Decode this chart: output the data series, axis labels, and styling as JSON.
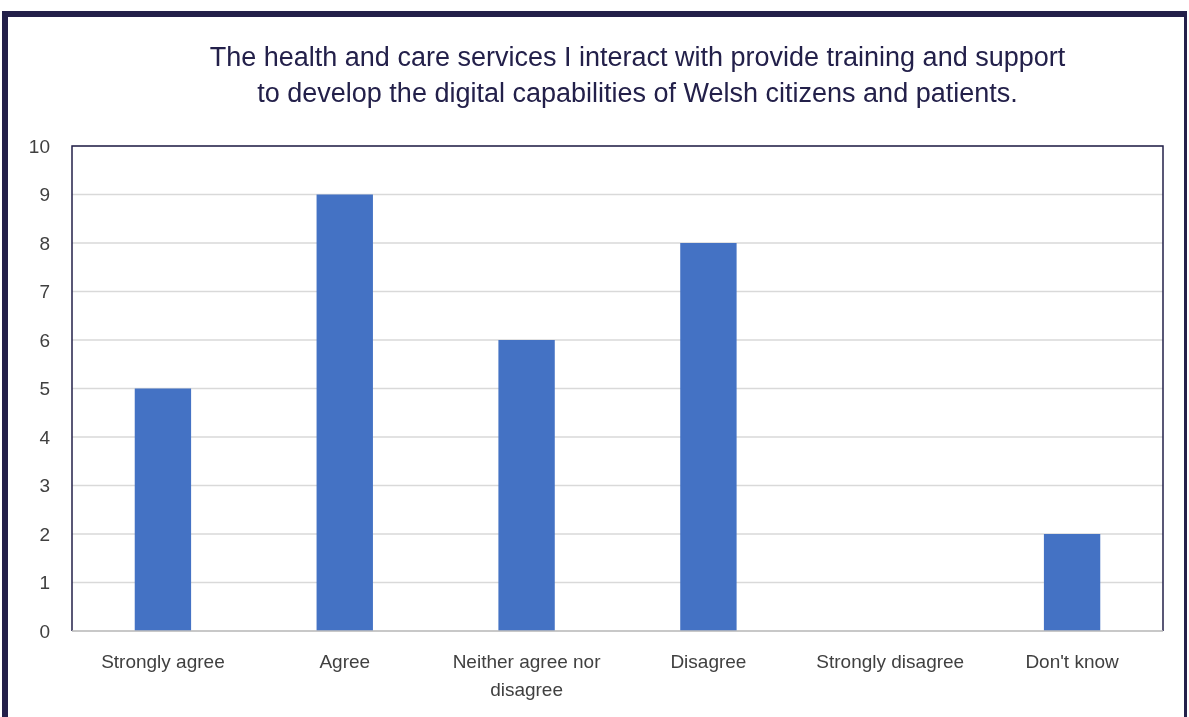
{
  "chart_data": {
    "type": "bar",
    "title": "The health and care services I interact with provide training and support to develop the digital capabilities of Welsh citizens and patients.",
    "categories": [
      "Strongly agree",
      "Agree",
      "Neither agree nor disagree",
      "Disagree",
      "Strongly disagree",
      "Don't know"
    ],
    "values": [
      5,
      9,
      6,
      8,
      0,
      2
    ],
    "color": "#4472c4",
    "ylim": [
      0,
      10
    ],
    "yticks": [
      0,
      1,
      2,
      3,
      4,
      5,
      6,
      7,
      8,
      9,
      10
    ],
    "grid": "y"
  }
}
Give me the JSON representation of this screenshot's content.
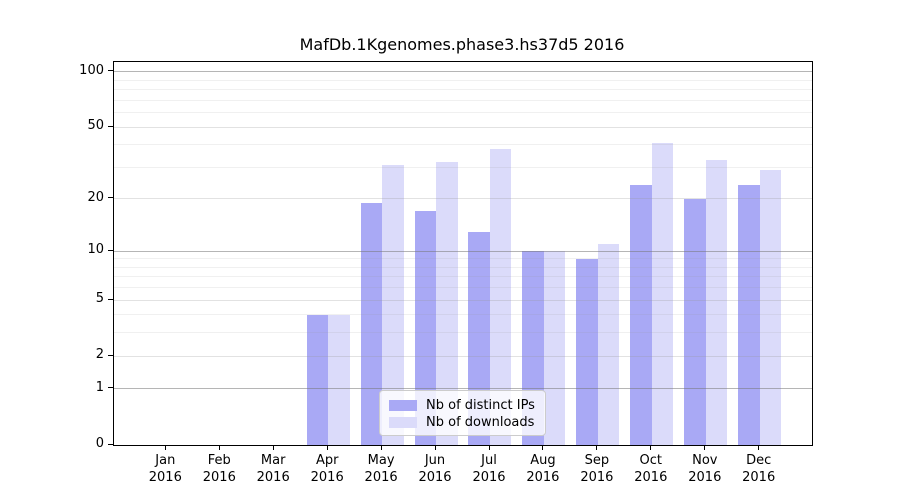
{
  "title": "MafDb.1Kgenomes.phase3.hs37d5 2016",
  "chart_data": {
    "type": "bar",
    "title": "MafDb.1Kgenomes.phase3.hs37d5 2016",
    "scale": "log1p",
    "grid": true,
    "legend_position": "inside-bottom-center",
    "categories": [
      "Jan",
      "Feb",
      "Mar",
      "Apr",
      "May",
      "Jun",
      "Jul",
      "Aug",
      "Sep",
      "Oct",
      "Nov",
      "Dec"
    ],
    "year_label": "2016",
    "series": [
      {
        "name": "Nb of distinct IPs",
        "color": "#a9a9f5",
        "values": [
          0,
          0,
          0,
          4,
          19,
          17,
          13,
          10,
          9,
          24,
          20,
          24
        ]
      },
      {
        "name": "Nb of downloads",
        "color": "#dbdbfa",
        "values": [
          0,
          0,
          0,
          4,
          31,
          32,
          38,
          10,
          11,
          41,
          33,
          29
        ]
      }
    ],
    "xlabel": "",
    "ylabel": "",
    "ylim": [
      0,
      113
    ],
    "yticks": [
      0,
      1,
      2,
      5,
      10,
      20,
      50,
      100
    ],
    "minor_gridlines": [
      3,
      4,
      6,
      7,
      8,
      9,
      30,
      40,
      60,
      70,
      80,
      90
    ],
    "emphasized_gridlines": [
      1,
      10,
      100
    ]
  },
  "colors": {
    "axis": "#000000",
    "background": "#ffffff",
    "legend_border": "#cccccc"
  }
}
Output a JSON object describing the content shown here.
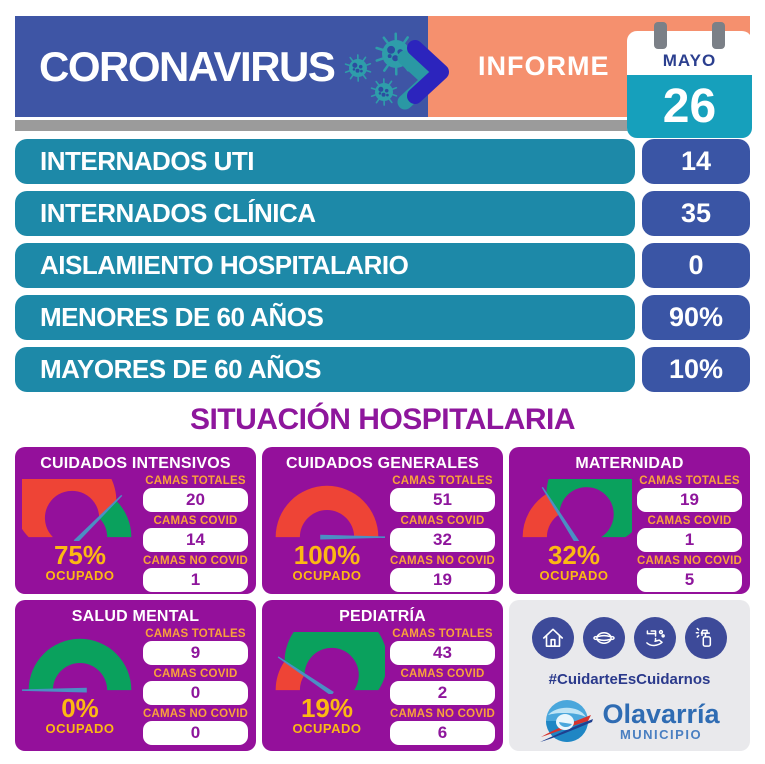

+ + + +

## TASK ITEM
Output the data exactly as it is, with the pictures dropped.

## SOLUTION BELOW
Decode this chart: output the data series, axis labels, and styling as JSON.
{
  "chart_data": {
    "type": "bar",
    "title": "The health and care services I interact with provide training and support to develop the digital capabilities of Welsh citizens and patients.",
    "categories": [
      "Strongly agree",
      "Agree",
      "Neither agree nor disagree",
      "Disagree",
      "Strongly disagree",
      "Don't know"
    ],
    "values": [
      5,
      9,
      6,
      8,
      0,
      2
    ],
    "color": "#4472c4",
    "ylim": [
      0,
      10
    ],
    "yticks": [
      0,
      1,
      2,
      3,
      4,
      5,
      6,
      7,
      8,
      9,
      10
    ],
    "grid": "y"
  }
}
Give me the JSON representation of this screenshot's content.
{
  "title": "MafDb.1Kgenomes.phase3.hs37d5 2016",
  "chart_data": {
    "type": "bar",
    "title": "MafDb.1Kgenomes.phase3.hs37d5 2016",
    "scale": "log1p",
    "grid": true,
    "legend_position": "inside-bottom-center",
    "categories": [
      "Jan",
      "Feb",
      "Mar",
      "Apr",
      "May",
      "Jun",
      "Jul",
      "Aug",
      "Sep",
      "Oct",
      "Nov",
      "Dec"
    ],
    "year_label": "2016",
    "series": [
      {
        "name": "Nb of distinct IPs",
        "color": "#a9a9f5",
        "values": [
          0,
          0,
          0,
          4,
          19,
          17,
          13,
          10,
          9,
          24,
          20,
          24
        ]
      },
      {
        "name": "Nb of downloads",
        "color": "#dbdbfa",
        "values": [
          0,
          0,
          0,
          4,
          31,
          32,
          38,
          10,
          11,
          41,
          33,
          29
        ]
      }
    ],
    "xlabel": "",
    "ylabel": "",
    "ylim": [
      0,
      113
    ],
    "yticks": [
      0,
      1,
      2,
      5,
      10,
      20,
      50,
      100
    ],
    "minor_gridlines": [
      3,
      4,
      6,
      7,
      8,
      9,
      30,
      40,
      60,
      70,
      80,
      90
    ],
    "emphasized_gridlines": [
      1,
      10,
      100
    ]
  },
  "colors": {
    "axis": "#000000",
    "background": "#ffffff",
    "legend_border": "#cccccc"
  }
}
Output a JSON object describing the content shown here.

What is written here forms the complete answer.